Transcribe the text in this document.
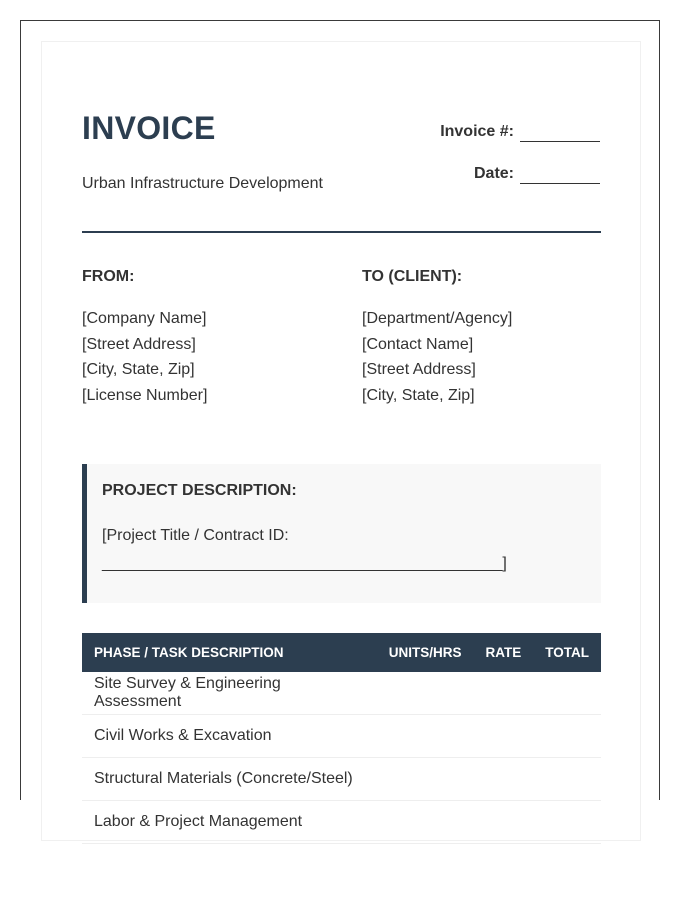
INVOICE
Urban Infrastructure Development
Invoice #:
Date:
FROM:
[Company Name]
[Street Address]
[City, State, Zip]
[License Number]
TO (CLIENT):
[Department/Agency]
[Contact Name]
[Street Address]
[City, State, Zip]
PROJECT DESCRIPTION:
[Project Title / Contract ID:
_____________________________________________]
PHASE / TASK DESCRIPTION	UNITS/HRS	RATE	TOTAL
Site Survey & Engineering Assessment			
Civil Works & Excavation			
Structural Materials (Concrete/Steel)			
Labor & Project Management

■ **Work to complete**: Count how many lines contain "DESCRIPTION" and give only that count.

■ **Task solution**: 2